## INSTRUCTION
Repeat the listing word for word. No pictures belong in the copy.

## MATERIAL SUPPLIED
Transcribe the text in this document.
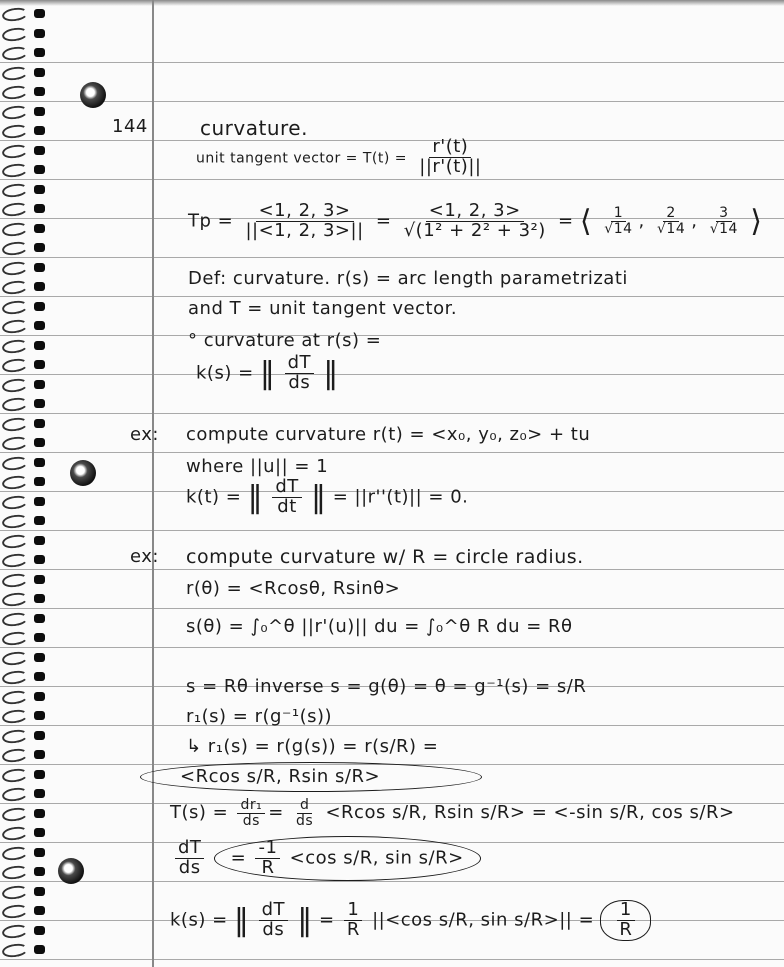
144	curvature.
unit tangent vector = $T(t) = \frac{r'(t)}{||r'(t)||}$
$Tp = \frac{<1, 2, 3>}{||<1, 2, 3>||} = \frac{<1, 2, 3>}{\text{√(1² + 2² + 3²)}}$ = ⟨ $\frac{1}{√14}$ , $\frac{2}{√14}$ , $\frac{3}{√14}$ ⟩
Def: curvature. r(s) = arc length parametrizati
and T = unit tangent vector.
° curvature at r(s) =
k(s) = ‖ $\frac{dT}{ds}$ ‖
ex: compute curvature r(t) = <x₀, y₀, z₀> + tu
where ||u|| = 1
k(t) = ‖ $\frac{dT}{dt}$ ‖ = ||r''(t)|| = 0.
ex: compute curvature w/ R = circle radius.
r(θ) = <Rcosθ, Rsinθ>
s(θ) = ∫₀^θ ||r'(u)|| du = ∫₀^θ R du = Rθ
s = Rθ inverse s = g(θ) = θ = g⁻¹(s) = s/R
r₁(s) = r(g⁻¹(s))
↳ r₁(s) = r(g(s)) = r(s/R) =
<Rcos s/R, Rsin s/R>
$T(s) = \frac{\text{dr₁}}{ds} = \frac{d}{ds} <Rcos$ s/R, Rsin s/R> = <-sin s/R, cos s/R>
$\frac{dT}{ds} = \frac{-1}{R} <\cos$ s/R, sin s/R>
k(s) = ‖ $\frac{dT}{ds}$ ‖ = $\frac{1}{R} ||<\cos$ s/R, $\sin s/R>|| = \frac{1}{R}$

## EXPECTED OUTPUT
Transcribe the text in this document.
144	curvature.
unit tangent vector = $T(t) = \frac{r'(t)}{||r'(t)||}$
$Tp = \frac{<1, 2, 3>}{||<1, 2, 3>||} = \frac{<1, 2, 3>}{\text{√(1² + 2² + 3²)}}$ = ⟨ $\frac{1}{√14}$ , $\frac{2}{√14}$ , $\frac{3}{√14}$ ⟩
Def: curvature. r(s) = arc length parametrizati
and T = unit tangent vector.
° curvature at r(s) =
k(s) = ‖ $\frac{dT}{ds}$ ‖
ex: compute curvature r(t) = <x₀, y₀, z₀> + tu
where ||u|| = 1
k(t) = ‖ $\frac{dT}{dt}$ ‖ = ||r''(t)|| = 0.
ex: compute curvature w/ R = circle radius.
r(θ) = <Rcosθ, Rsinθ>
s(θ) = ∫₀^θ ||r'(u)|| du = ∫₀^θ R du = Rθ
s = Rθ inverse s = g(θ) = θ = g⁻¹(s) = s/R
r₁(s) = r(g⁻¹(s))
↳ r₁(s) = r(g(s)) = r(s/R) =
<Rcos s/R, Rsin s/R>
$T(s) = \frac{\text{dr₁}}{ds} = \frac{d}{ds} <Rcos$ s/R, Rsin s/R> = <-sin s/R, cos s/R>
$\frac{dT}{ds} = \frac{-1}{R} <\cos$ s/R, sin s/R>
k(s) = ‖ $\frac{dT}{ds}$ ‖ = $\frac{1}{R} ||<\cos$ s/R, $\sin s/R>|| = \frac{1}{R}$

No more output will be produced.